**WRITTEN TASK**
Each record below is to be reproduced without any change.

**EXERCISE MATERIAL**
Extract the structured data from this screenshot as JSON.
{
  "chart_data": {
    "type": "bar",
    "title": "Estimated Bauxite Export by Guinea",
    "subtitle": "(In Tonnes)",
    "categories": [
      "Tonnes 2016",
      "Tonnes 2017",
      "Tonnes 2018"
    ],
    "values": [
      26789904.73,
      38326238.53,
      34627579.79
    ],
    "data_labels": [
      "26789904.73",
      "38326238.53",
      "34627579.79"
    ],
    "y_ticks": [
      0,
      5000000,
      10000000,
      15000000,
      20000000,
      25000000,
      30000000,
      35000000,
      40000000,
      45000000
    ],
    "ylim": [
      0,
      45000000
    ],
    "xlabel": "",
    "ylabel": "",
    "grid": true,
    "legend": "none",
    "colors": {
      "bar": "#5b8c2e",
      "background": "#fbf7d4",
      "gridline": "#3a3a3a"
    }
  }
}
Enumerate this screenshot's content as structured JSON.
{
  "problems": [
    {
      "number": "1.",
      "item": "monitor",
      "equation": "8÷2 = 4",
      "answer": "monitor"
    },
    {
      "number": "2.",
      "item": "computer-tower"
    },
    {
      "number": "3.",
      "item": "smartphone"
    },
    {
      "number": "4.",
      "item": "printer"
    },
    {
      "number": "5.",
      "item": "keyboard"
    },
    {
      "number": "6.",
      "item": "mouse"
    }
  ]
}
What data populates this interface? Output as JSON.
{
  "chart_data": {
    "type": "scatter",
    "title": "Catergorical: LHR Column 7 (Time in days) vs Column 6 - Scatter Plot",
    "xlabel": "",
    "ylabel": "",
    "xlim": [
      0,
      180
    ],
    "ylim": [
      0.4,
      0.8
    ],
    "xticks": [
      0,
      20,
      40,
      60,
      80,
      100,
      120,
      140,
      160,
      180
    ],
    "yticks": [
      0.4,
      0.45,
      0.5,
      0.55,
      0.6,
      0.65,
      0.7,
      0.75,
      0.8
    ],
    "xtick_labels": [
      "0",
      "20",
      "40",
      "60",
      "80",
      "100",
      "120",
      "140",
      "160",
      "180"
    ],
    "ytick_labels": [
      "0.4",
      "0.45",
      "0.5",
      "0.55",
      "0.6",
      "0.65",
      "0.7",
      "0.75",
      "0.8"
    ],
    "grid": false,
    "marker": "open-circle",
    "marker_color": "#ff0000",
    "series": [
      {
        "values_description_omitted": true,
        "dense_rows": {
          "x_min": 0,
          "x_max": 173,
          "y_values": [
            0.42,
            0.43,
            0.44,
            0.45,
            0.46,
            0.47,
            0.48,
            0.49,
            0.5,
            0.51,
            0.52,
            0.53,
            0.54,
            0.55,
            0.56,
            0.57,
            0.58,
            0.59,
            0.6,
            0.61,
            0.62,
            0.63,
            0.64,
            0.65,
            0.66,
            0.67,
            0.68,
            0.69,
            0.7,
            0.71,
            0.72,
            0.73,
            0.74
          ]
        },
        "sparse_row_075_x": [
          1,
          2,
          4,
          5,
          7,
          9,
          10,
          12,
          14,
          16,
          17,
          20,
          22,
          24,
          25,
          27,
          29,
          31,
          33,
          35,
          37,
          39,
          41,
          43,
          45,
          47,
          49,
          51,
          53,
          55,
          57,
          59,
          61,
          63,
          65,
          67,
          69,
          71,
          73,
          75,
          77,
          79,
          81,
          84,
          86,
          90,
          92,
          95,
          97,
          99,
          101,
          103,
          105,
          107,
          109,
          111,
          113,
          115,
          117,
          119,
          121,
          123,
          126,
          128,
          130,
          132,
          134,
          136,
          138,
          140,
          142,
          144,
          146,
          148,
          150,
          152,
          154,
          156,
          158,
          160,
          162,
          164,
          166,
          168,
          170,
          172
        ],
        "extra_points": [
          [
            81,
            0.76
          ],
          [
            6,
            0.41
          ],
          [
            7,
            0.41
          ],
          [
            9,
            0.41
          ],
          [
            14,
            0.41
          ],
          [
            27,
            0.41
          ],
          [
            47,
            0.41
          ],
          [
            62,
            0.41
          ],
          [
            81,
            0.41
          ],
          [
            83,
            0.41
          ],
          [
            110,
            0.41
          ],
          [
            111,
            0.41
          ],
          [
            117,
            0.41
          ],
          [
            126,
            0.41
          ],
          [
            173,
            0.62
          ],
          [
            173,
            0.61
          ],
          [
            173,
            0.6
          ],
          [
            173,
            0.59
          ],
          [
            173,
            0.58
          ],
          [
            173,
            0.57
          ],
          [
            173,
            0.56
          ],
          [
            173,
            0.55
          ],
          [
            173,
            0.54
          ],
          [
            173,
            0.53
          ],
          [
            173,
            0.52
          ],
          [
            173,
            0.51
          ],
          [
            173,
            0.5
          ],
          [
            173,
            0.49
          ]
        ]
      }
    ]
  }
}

**RESULT OF THIS EXERCISE**
Extract the structured data from this screenshot as JSON.
{
  "chart_data": {
    "type": "bar",
    "title": "Estimated Bauxite Export by Guinea",
    "subtitle": "(In Tonnes)",
    "categories": [
      "Tonnes 2016",
      "Tonnes 2017",
      "Tonnes 2018"
    ],
    "values": [
      26789904.73,
      38326238.53,
      34627579.79
    ],
    "data_labels": [
      "26789904.73",
      "38326238.53",
      "34627579.79"
    ],
    "y_ticks": [
      0,
      5000000,
      10000000,
      15000000,
      20000000,
      25000000,
      30000000,
      35000000,
      40000000,
      45000000
    ],
    "ylim": [
      0,
      45000000
    ],
    "xlabel": "",
    "ylabel": "",
    "grid": true,
    "legend": "none",
    "colors": {
      "bar": "#5b8c2e",
      "background": "#fbf7d4",
      "gridline": "#3a3a3a"
    }
  }
}
Enumerate this screenshot's content as structured JSON.
{
  "problems": [
    {
      "number": "1.",
      "item": "monitor",
      "equation": "8÷2 = 4",
      "answer": "monitor"
    },
    {
      "number": "2.",
      "item": "computer-tower"
    },
    {
      "number": "3.",
      "item": "smartphone"
    },
    {
      "number": "4.",
      "item": "printer"
    },
    {
      "number": "5.",
      "item": "keyboard"
    },
    {
      "number": "6.",
      "item": "mouse"
    }
  ]
}
What data populates this interface? Output as JSON.
{
  "chart_data": {
    "type": "scatter",
    "title": "Catergorical: LHR Column 7 (Time in days) vs Column 6 - Scatter Plot",
    "xlabel": "",
    "ylabel": "",
    "xlim": [
      0,
      180
    ],
    "ylim": [
      0.4,
      0.8
    ],
    "xticks": [
      0,
      20,
      40,
      60,
      80,
      100,
      120,
      140,
      160,
      180
    ],
    "yticks": [
      0.4,
      0.45,
      0.5,
      0.55,
      0.6,
      0.65,
      0.7,
      0.75,
      0.8
    ],
    "xtick_labels": [
      "0",
      "20",
      "40",
      "60",
      "80",
      "100",
      "120",
      "140",
      "160",
      "180"
    ],
    "ytick_labels": [
      "0.4",
      "0.45",
      "0.5",
      "0.55",
      "0.6",
      "0.65",
      "0.7",
      "0.75",
      "0.8"
    ],
    "grid": false,
    "marker": "open-circle",
    "marker_color": "#ff0000",
    "series": [
      {
        "values_description_omitted": true,
        "dense_rows": {
          "x_min": 0,
          "x_max": 173,
          "y_values": [
            0.42,
            0.43,
            0.44,
            0.45,
            0.46,
            0.47,
            0.48,
            0.49,
            0.5,
            0.51,
            0.52,
            0.53,
            0.54,
            0.55,
            0.56,
            0.57,
            0.58,
            0.59,
            0.6,
            0.61,
            0.62,
            0.63,
            0.64,
            0.65,
            0.66,
            0.67,
            0.68,
            0.69,
            0.7,
            0.71,
            0.72,
            0.73,
            0.74
          ]
        },
        "sparse_row_075_x": [
          1,
          2,
          4,
          5,
          7,
          9,
          10,
          12,
          14,
          16,
          17,
          20,
          22,
          24,
          25,
          27,
          29,
          31,
          33,
          35,
          37,
          39,
          41,
          43,
          45,
          47,
          49,
          51,
          53,
          55,
          57,
          59,
          61,
          63,
          65,
          67,
          69,
          71,
          73,
          75,
          77,
          79,
          81,
          84,
          86,
          90,
          92,
          95,
          97,
          99,
          101,
          103,
          105,
          107,
          109,
          111,
          113,
          115,
          117,
          119,
          121,
          123,
          126,
          128,
          130,
          132,
          134,
          136,
          138,
          140,
          142,
          144,
          146,
          148,
          150,
          152,
          154,
          156,
          158,
          160,
          162,
          164,
          166,
          168,
          170,
          172
        ],
        "extra_points": [
          [
            81,
            0.76
          ],
          [
            6,
            0.41
          ],
          [
            7,
            0.41
          ],
          [
            9,
            0.41
          ],
          [
            14,
            0.41
          ],
          [
            27,
            0.41
          ],
          [
            47,
            0.41
          ],
          [
            62,
            0.41
          ],
          [
            81,
            0.41
          ],
          [
            83,
            0.41
          ],
          [
            110,
            0.41
          ],
          [
            111,
            0.41
          ],
          [
            117,
            0.41
          ],
          [
            126,
            0.41
          ],
          [
            173,
            0.62
          ],
          [
            173,
            0.61
          ],
          [
            173,
            0.6
          ],
          [
            173,
            0.59
          ],
          [
            173,
            0.58
          ],
          [
            173,
            0.57
          ],
          [
            173,
            0.56
          ],
          [
            173,
            0.55
          ],
          [
            173,
            0.54
          ],
          [
            173,
            0.53
          ],
          [
            173,
            0.52
          ],
          [
            173,
            0.51
          ],
          [
            173,
            0.5
          ],
          [
            173,
            0.49
          ]
        ]
      }
    ]
  }
}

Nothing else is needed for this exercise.